***** Information shown

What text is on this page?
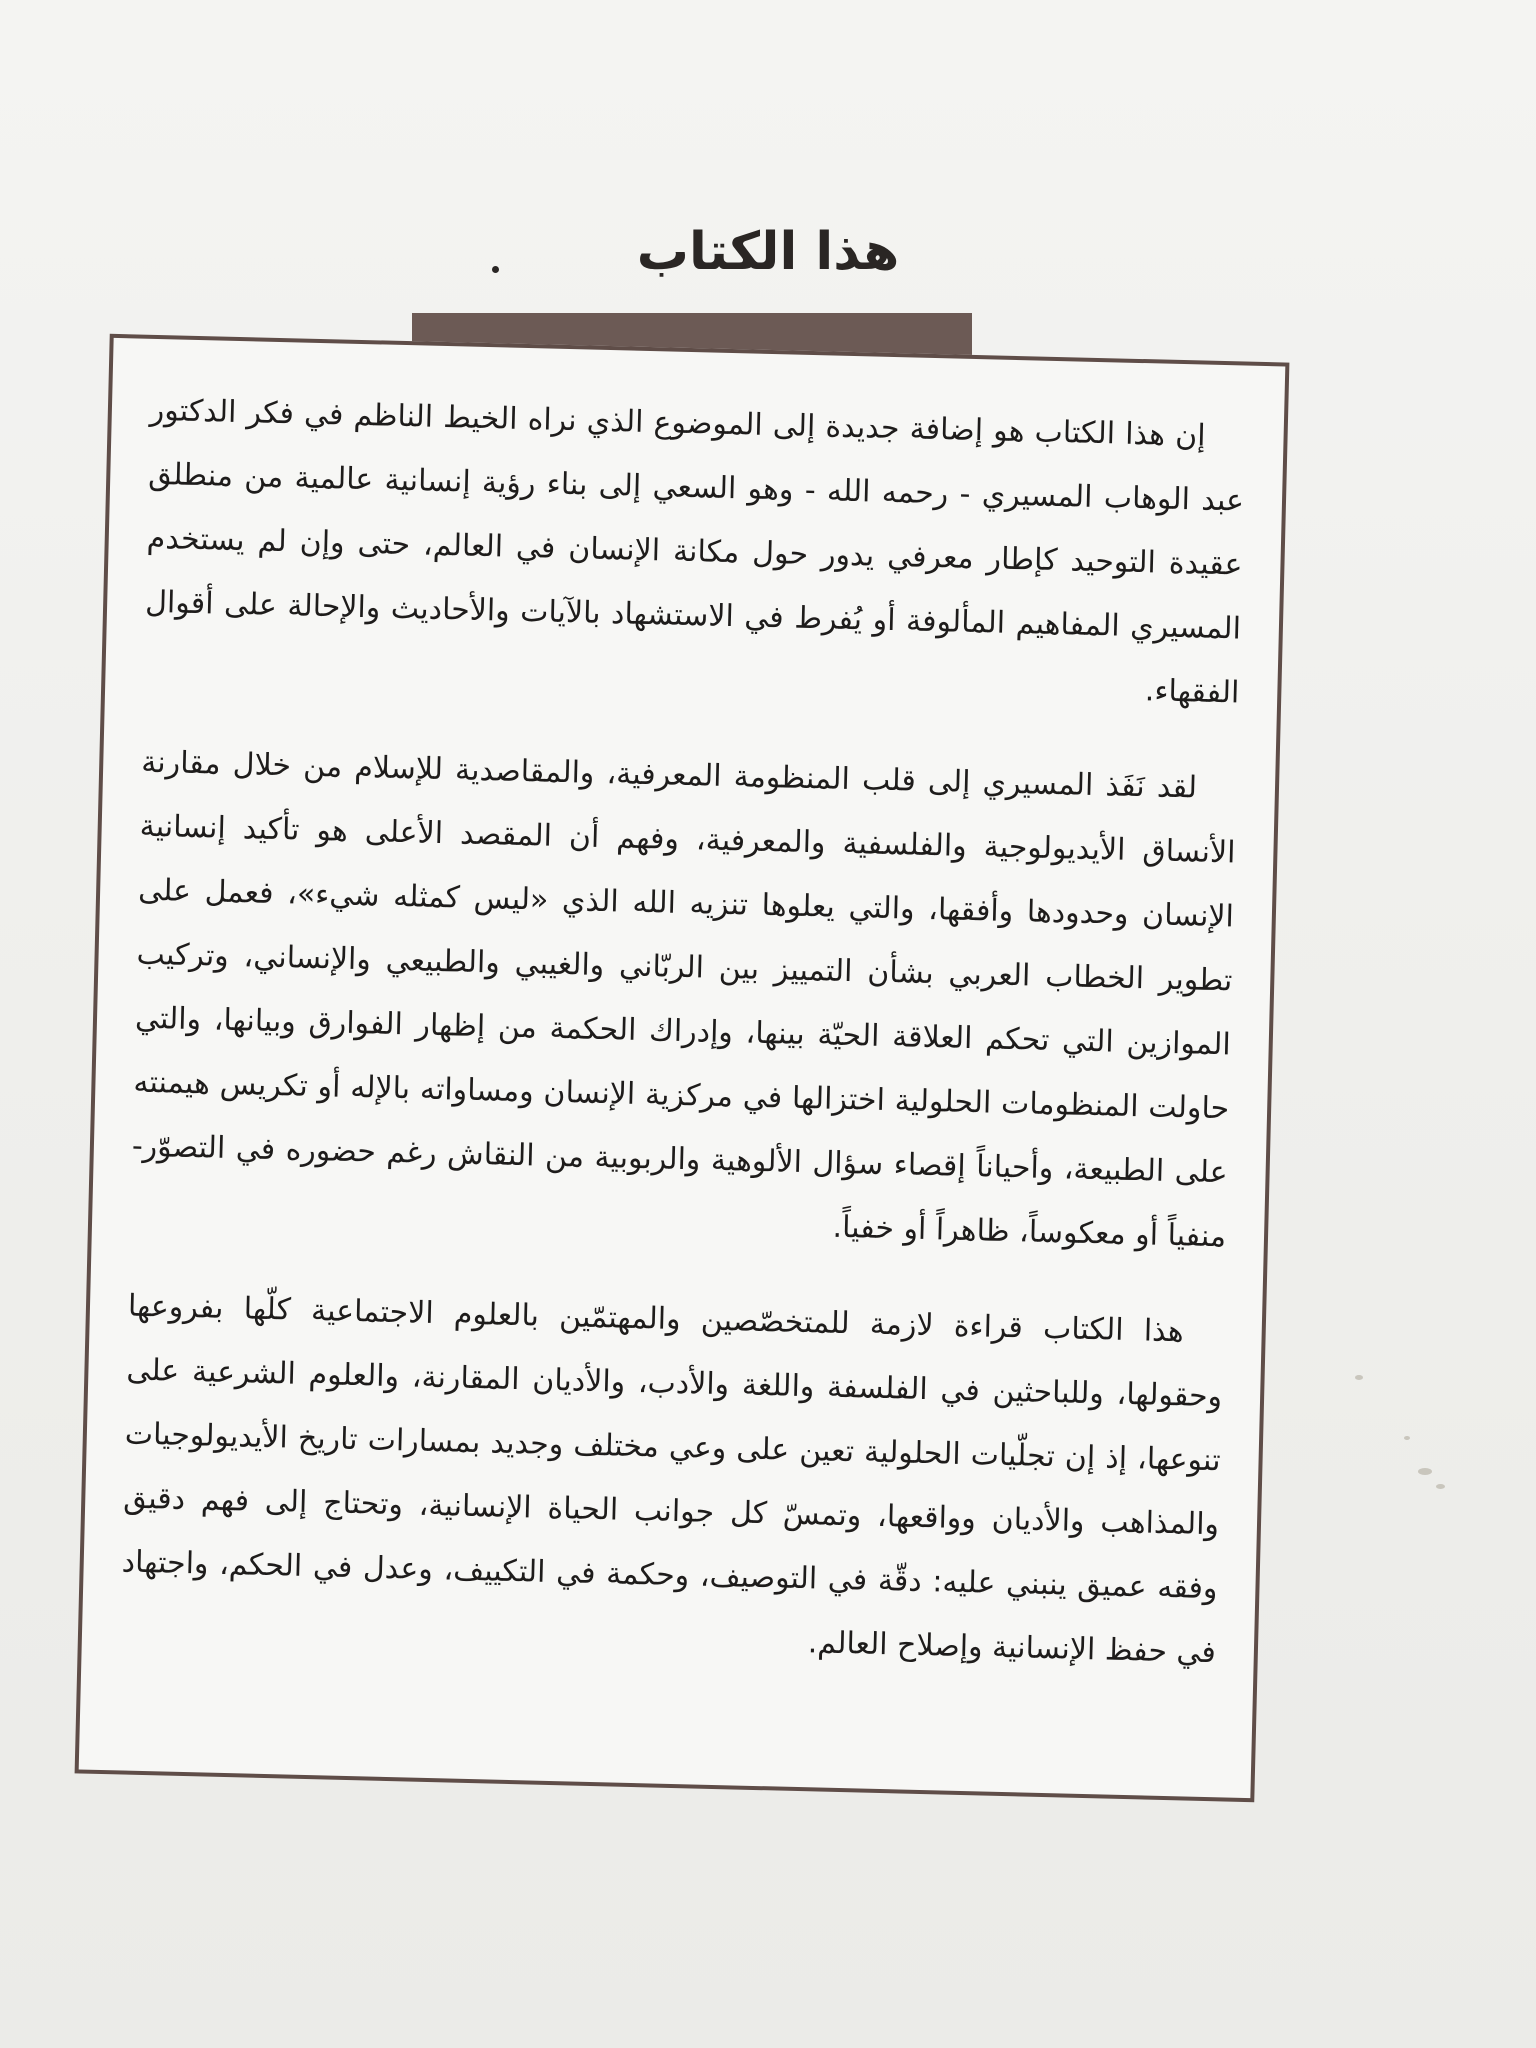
هذا الكتاب

إن هذا الكتاب هو إضافة جديدة إلى الموضوع الذي نراه الخيط الناظم في فكر الدكتور عبد الوهاب المسيري - رحمه الله - وهو السعي إلى بناء رؤية إنسانية عالمية من منطلق عقيدة التوحيد كإطار معرفي يدور حول مكانة الإنسان في العالم، حتى وإن لم يستخدم المسيري المفاهيم المألوفة أو يُفرط في الاستشهاد بالآيات والأحاديث والإحالة على أقوال الفقهاء.

لقد نَفَذ المسيري إلى قلب المنظومة المعرفية، والمقاصدية للإسلام من خلال مقارنة الأنساق الأيديولوجية والفلسفية والمعرفية، وفهم أن المقصد الأعلى هو تأكيد إنسانية الإنسان وحدودها وأفقها، والتي يعلوها تنزيه الله الذي «ليس كمثله شيء»، فعمل على تطوير الخطاب العربي بشأن التمييز بين الربّاني والغيبي والطبيعي والإنساني، وتركيب الموازين التي تحكم العلاقة الحيّة بينها، وإدراك الحكمة من إظهار الفوارق وبيانها، والتي حاولت المنظومات الحلولية اختزالها في مركزية الإنسان ومساواته بالإله أو تكريس هيمنته على الطبيعة، وأحياناً إقصاء سؤال الألوهية والربوبية من النقاش رغم حضوره في التصوّر- منفياً أو معكوساً، ظاهراً أو خفياً.

هذا الكتاب قراءة لازمة للمتخصّصين والمهتمّين بالعلوم الاجتماعية كلّها بفروعها وحقولها، وللباحثين في الفلسفة واللغة والأدب، والأديان المقارنة، والعلوم الشرعية على تنوعها، إذ إن تجلّيات الحلولية تعين على وعي مختلف وجديد بمسارات تاريخ الأيديولوجيات والمذاهب والأديان وواقعها، وتمسّ كل جوانب الحياة الإنسانية، وتحتاج إلى فهم دقيق وفقه عميق ينبني عليه: دقّة في التوصيف، وحكمة في التكييف، وعدل في الحكم، واجتهاد في حفظ الإنسانية وإصلاح العالم.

**********

_What you are asked to do:_ Without including any pictures, reproduce the listing exactly.

_Task answer:_
What text is on this page?
هذا الكتاب

إن هذا الكتاب هو إضافة جديدة إلى الموضوع الذي نراه الخيط الناظم في فكر الدكتور عبد الوهاب المسيري - رحمه الله - وهو السعي إلى بناء رؤية إنسانية عالمية من منطلق عقيدة التوحيد كإطار معرفي يدور حول مكانة الإنسان في العالم، حتى وإن لم يستخدم المسيري المفاهيم المألوفة أو يُفرط في الاستشهاد بالآيات والأحاديث والإحالة على أقوال الفقهاء.

لقد نَفَذ المسيري إلى قلب المنظومة المعرفية، والمقاصدية للإسلام من خلال مقارنة الأنساق الأيديولوجية والفلسفية والمعرفية، وفهم أن المقصد الأعلى هو تأكيد إنسانية الإنسان وحدودها وأفقها، والتي يعلوها تنزيه الله الذي «ليس كمثله شيء»، فعمل على تطوير الخطاب العربي بشأن التمييز بين الربّاني والغيبي والطبيعي والإنساني، وتركيب الموازين التي تحكم العلاقة الحيّة بينها، وإدراك الحكمة من إظهار الفوارق وبيانها، والتي حاولت المنظومات الحلولية اختزالها في مركزية الإنسان ومساواته بالإله أو تكريس هيمنته على الطبيعة، وأحياناً إقصاء سؤال الألوهية والربوبية من النقاش رغم حضوره في التصوّر- منفياً أو معكوساً، ظاهراً أو خفياً.

هذا الكتاب قراءة لازمة للمتخصّصين والمهتمّين بالعلوم الاجتماعية كلّها بفروعها وحقولها، وللباحثين في الفلسفة واللغة والأدب، والأديان المقارنة، والعلوم الشرعية على تنوعها، إذ إن تجلّيات الحلولية تعين على وعي مختلف وجديد بمسارات تاريخ الأيديولوجيات والمذاهب والأديان وواقعها، وتمسّ كل جوانب الحياة الإنسانية، وتحتاج إلى فهم دقيق وفقه عميق ينبني عليه: دقّة في التوصيف، وحكمة في التكييف، وعدل في الحكم، واجتهاد في حفظ الإنسانية وإصلاح العالم.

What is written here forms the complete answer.